WORK TO BE COMPLETED: Retype every entry word for word.

[start DATA ROWS]

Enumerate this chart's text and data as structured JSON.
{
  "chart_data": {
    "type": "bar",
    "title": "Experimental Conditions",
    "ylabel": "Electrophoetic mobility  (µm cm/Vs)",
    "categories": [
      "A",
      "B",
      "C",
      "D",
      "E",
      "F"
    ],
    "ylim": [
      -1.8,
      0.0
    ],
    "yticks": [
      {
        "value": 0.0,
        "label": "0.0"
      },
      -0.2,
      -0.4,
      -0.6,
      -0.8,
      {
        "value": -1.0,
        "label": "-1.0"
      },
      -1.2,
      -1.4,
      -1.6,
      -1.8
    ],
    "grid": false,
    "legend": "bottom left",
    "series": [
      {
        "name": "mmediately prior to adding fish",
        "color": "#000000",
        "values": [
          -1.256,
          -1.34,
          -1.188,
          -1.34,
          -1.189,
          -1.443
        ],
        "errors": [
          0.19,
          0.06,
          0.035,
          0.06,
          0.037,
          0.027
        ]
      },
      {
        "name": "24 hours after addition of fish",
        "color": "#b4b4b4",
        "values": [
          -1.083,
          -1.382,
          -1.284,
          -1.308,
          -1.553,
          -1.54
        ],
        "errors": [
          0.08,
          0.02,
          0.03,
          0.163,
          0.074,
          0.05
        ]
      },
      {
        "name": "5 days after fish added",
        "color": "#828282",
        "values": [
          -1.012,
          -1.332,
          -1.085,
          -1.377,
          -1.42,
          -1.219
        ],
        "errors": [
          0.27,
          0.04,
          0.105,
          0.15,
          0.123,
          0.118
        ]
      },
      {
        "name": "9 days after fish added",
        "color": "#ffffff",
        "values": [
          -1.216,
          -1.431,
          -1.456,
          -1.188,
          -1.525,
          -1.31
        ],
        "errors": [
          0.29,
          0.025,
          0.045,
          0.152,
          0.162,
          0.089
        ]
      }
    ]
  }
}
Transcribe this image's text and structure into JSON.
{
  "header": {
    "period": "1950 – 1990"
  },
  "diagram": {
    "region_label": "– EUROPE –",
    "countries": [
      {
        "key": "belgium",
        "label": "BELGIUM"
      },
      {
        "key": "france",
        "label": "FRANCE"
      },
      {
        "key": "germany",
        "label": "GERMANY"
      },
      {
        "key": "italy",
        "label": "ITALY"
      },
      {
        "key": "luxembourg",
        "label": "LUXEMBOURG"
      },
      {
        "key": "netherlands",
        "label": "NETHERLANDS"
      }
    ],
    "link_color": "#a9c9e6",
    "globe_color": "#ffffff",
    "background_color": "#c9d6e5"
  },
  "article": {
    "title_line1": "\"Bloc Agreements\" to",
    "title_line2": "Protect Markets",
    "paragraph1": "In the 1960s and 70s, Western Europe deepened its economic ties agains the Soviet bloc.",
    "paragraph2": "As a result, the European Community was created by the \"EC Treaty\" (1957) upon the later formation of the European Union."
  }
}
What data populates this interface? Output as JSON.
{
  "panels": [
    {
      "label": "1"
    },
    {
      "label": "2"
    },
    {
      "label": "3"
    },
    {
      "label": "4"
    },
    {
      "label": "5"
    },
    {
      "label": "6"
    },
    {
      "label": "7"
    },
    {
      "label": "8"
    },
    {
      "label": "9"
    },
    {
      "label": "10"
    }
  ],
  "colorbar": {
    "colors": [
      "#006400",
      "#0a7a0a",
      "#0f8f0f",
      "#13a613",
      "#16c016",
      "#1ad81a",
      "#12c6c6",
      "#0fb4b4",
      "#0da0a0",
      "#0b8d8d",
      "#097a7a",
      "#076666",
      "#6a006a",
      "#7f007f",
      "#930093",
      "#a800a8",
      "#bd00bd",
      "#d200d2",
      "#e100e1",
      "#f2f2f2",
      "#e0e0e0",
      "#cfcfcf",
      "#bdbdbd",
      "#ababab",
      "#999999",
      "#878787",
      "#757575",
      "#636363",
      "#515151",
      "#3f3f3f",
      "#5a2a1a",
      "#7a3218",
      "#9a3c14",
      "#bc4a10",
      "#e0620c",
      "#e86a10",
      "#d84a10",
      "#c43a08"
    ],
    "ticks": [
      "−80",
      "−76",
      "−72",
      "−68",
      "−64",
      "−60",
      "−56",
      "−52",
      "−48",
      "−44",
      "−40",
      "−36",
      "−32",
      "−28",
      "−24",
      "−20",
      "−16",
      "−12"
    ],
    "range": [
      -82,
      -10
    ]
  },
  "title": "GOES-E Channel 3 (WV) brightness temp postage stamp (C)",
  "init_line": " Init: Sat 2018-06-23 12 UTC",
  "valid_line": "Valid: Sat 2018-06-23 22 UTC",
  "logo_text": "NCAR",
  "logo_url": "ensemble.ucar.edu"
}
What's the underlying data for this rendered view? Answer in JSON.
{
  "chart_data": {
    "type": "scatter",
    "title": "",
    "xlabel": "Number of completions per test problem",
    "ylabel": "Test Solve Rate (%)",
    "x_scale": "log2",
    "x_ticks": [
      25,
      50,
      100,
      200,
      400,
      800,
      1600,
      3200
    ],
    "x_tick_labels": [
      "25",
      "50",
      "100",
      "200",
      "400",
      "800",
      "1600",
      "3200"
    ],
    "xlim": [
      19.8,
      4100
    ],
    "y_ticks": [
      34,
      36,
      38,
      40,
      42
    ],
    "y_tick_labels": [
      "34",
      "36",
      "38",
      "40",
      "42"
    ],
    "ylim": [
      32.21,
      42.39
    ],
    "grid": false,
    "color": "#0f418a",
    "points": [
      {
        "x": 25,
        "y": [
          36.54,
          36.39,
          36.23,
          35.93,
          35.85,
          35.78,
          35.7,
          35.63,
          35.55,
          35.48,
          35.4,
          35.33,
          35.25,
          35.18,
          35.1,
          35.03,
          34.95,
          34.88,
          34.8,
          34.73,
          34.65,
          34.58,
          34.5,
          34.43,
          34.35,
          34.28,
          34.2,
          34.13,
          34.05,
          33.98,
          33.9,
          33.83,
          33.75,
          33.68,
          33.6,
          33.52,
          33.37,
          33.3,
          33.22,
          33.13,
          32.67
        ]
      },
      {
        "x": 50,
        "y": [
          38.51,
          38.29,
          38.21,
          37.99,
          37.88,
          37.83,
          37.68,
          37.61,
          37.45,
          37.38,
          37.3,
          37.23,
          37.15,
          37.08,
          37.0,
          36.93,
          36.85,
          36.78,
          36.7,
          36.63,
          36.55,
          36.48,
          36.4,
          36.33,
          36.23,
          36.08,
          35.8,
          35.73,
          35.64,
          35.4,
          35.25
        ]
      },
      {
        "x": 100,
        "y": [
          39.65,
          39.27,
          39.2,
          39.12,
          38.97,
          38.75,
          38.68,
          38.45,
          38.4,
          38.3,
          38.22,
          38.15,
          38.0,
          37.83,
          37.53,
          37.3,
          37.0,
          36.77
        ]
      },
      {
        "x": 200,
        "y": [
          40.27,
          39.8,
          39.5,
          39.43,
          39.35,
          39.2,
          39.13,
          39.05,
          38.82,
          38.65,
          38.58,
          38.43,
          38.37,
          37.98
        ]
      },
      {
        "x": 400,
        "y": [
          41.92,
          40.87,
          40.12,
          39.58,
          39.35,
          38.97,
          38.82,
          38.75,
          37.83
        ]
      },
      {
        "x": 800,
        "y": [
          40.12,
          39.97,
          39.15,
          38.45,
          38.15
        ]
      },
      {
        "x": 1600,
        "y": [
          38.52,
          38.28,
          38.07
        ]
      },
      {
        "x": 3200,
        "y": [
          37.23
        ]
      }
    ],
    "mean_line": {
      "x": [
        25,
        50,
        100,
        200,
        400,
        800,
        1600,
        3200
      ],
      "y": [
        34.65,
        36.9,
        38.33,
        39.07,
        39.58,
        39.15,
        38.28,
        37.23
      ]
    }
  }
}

[end DATA ROWS]

EXERCISE SOLUTION:
Enumerate this chart's text and data as structured JSON.
{
  "chart_data": {
    "type": "bar",
    "title": "Experimental Conditions",
    "ylabel": "Electrophoetic mobility  (µm cm/Vs)",
    "categories": [
      "A",
      "B",
      "C",
      "D",
      "E",
      "F"
    ],
    "ylim": [
      -1.8,
      0.0
    ],
    "yticks": [
      {
        "value": 0.0,
        "label": "0.0"
      },
      -0.2,
      -0.4,
      -0.6,
      -0.8,
      {
        "value": -1.0,
        "label": "-1.0"
      },
      -1.2,
      -1.4,
      -1.6,
      -1.8
    ],
    "grid": false,
    "legend": "bottom left",
    "series": [
      {
        "name": "mmediately prior to adding fish",
        "color": "#000000",
        "values": [
          -1.256,
          -1.34,
          -1.188,
          -1.34,
          -1.189,
          -1.443
        ],
        "errors": [
          0.19,
          0.06,
          0.035,
          0.06,
          0.037,
          0.027
        ]
      },
      {
        "name": "24 hours after addition of fish",
        "color": "#b4b4b4",
        "values": [
          -1.083,
          -1.382,
          -1.284,
          -1.308,
          -1.553,
          -1.54
        ],
        "errors": [
          0.08,
          0.02,
          0.03,
          0.163,
          0.074,
          0.05
        ]
      },
      {
        "name": "5 days after fish added",
        "color": "#828282",
        "values": [
          -1.012,
          -1.332,
          -1.085,
          -1.377,
          -1.42,
          -1.219
        ],
        "errors": [
          0.27,
          0.04,
          0.105,
          0.15,
          0.123,
          0.118
        ]
      },
      {
        "name": "9 days after fish added",
        "color": "#ffffff",
        "values": [
          -1.216,
          -1.431,
          -1.456,
          -1.188,
          -1.525,
          -1.31
        ],
        "errors": [
          0.29,
          0.025,
          0.045,
          0.152,
          0.162,
          0.089
        ]
      }
    ]
  }
}
Transcribe this image's text and structure into JSON.
{
  "header": {
    "period": "1950 – 1990"
  },
  "diagram": {
    "region_label": "– EUROPE –",
    "countries": [
      {
        "key": "belgium",
        "label": "BELGIUM"
      },
      {
        "key": "france",
        "label": "FRANCE"
      },
      {
        "key": "germany",
        "label": "GERMANY"
      },
      {
        "key": "italy",
        "label": "ITALY"
      },
      {
        "key": "luxembourg",
        "label": "LUXEMBOURG"
      },
      {
        "key": "netherlands",
        "label": "NETHERLANDS"
      }
    ],
    "link_color": "#a9c9e6",
    "globe_color": "#ffffff",
    "background_color": "#c9d6e5"
  },
  "article": {
    "title_line1": "\"Bloc Agreements\" to",
    "title_line2": "Protect Markets",
    "paragraph1": "In the 1960s and 70s, Western Europe deepened its economic ties agains the Soviet bloc.",
    "paragraph2": "As a result, the European Community was created by the \"EC Treaty\" (1957) upon the later formation of the European Union."
  }
}
What data populates this interface? Output as JSON.
{
  "panels": [
    {
      "label": "1"
    },
    {
      "label": "2"
    },
    {
      "label": "3"
    },
    {
      "label": "4"
    },
    {
      "label": "5"
    },
    {
      "label": "6"
    },
    {
      "label": "7"
    },
    {
      "label": "8"
    },
    {
      "label": "9"
    },
    {
      "label": "10"
    }
  ],
  "colorbar": {
    "colors": [
      "#006400",
      "#0a7a0a",
      "#0f8f0f",
      "#13a613",
      "#16c016",
      "#1ad81a",
      "#12c6c6",
      "#0fb4b4",
      "#0da0a0",
      "#0b8d8d",
      "#097a7a",
      "#076666",
      "#6a006a",
      "#7f007f",
      "#930093",
      "#a800a8",
      "#bd00bd",
      "#d200d2",
      "#e100e1",
      "#f2f2f2",
      "#e0e0e0",
      "#cfcfcf",
      "#bdbdbd",
      "#ababab",
      "#999999",
      "#878787",
      "#757575",
      "#636363",
      "#515151",
      "#3f3f3f",
      "#5a2a1a",
      "#7a3218",
      "#9a3c14",
      "#bc4a10",
      "#e0620c",
      "#e86a10",
      "#d84a10",
      "#c43a08"
    ],
    "ticks": [
      "−80",
      "−76",
      "−72",
      "−68",
      "−64",
      "−60",
      "−56",
      "−52",
      "−48",
      "−44",
      "−40",
      "−36",
      "−32",
      "−28",
      "−24",
      "−20",
      "−16",
      "−12"
    ],
    "range": [
      -82,
      -10
    ]
  },
  "title": "GOES-E Channel 3 (WV) brightness temp postage stamp (C)",
  "init_line": " Init: Sat 2018-06-23 12 UTC",
  "valid_line": "Valid: Sat 2018-06-23 22 UTC",
  "logo_text": "NCAR",
  "logo_url": "ensemble.ucar.edu"
}
What's the underlying data for this rendered view? Answer in JSON.
{
  "chart_data": {
    "type": "scatter",
    "title": "",
    "xlabel": "Number of completions per test problem",
    "ylabel": "Test Solve Rate (%)",
    "x_scale": "log2",
    "x_ticks": [
      25,
      50,
      100,
      200,
      400,
      800,
      1600,
      3200
    ],
    "x_tick_labels": [
      "25",
      "50",
      "100",
      "200",
      "400",
      "800",
      "1600",
      "3200"
    ],
    "xlim": [
      19.8,
      4100
    ],
    "y_ticks": [
      34,
      36,
      38,
      40,
      42
    ],
    "y_tick_labels": [
      "34",
      "36",
      "38",
      "40",
      "42"
    ],
    "ylim": [
      32.21,
      42.39
    ],
    "grid": false,
    "color": "#0f418a",
    "points": [
      {
        "x": 25,
        "y": [
          36.54,
          36.39,
          36.23,
          35.93,
          35.85,
          35.78,
          35.7,
          35.63,
          35.55,
          35.48,
          35.4,
          35.33,
          35.25,
          35.18,
          35.1,
          35.03,
          34.95,
          34.88,
          34.8,
          34.73,
          34.65,
          34.58,
          34.5,
          34.43,
          34.35,
          34.28,
          34.2,
          34.13,
          34.05,
          33.98,
          33.9,
          33.83,
          33.75,
          33.68,
          33.6,
          33.52,
          33.37,
          33.3,
          33.22,
          33.13,
          32.67
        ]
      },
      {
        "x": 50,
        "y": [
          38.51,
          38.29,
          38.21,
          37.99,
          37.88,
          37.83,
          37.68,
          37.61,
          37.45,
          37.38,
          37.3,
          37.23,
          37.15,
          37.08,
          37.0,
          36.93,
          36.85,
          36.78,
          36.7,
          36.63,
          36.55,
          36.48,
          36.4,
          36.33,
          36.23,
          36.08,
          35.8,
          35.73,
          35.64,
          35.4,
          35.25
        ]
      },
      {
        "x": 100,
        "y": [
          39.65,
          39.27,
          39.2,
          39.12,
          38.97,
          38.75,
          38.68,
          38.45,
          38.4,
          38.3,
          38.22,
          38.15,
          38.0,
          37.83,
          37.53,
          37.3,
          37.0,
          36.77
        ]
      },
      {
        "x": 200,
        "y": [
          40.27,
          39.8,
          39.5,
          39.43,
          39.35,
          39.2,
          39.13,
          39.05,
          38.82,
          38.65,
          38.58,
          38.43,
          38.37,
          37.98
        ]
      },
      {
        "x": 400,
        "y": [
          41.92,
          40.87,
          40.12,
          39.58,
          39.35,
          38.97,
          38.82,
          38.75,
          37.83
        ]
      },
      {
        "x": 800,
        "y": [
          40.12,
          39.97,
          39.15,
          38.45,
          38.15
        ]
      },
      {
        "x": 1600,
        "y": [
          38.52,
          38.28,
          38.07
        ]
      },
      {
        "x": 3200,
        "y": [
          37.23
        ]
      }
    ],
    "mean_line": {
      "x": [
        25,
        50,
        100,
        200,
        400,
        800,
        1600,
        3200
      ],
      "y": [
        34.65,
        36.9,
        38.33,
        39.07,
        39.58,
        39.15,
        38.28,
        37.23
      ]
    }
  }
}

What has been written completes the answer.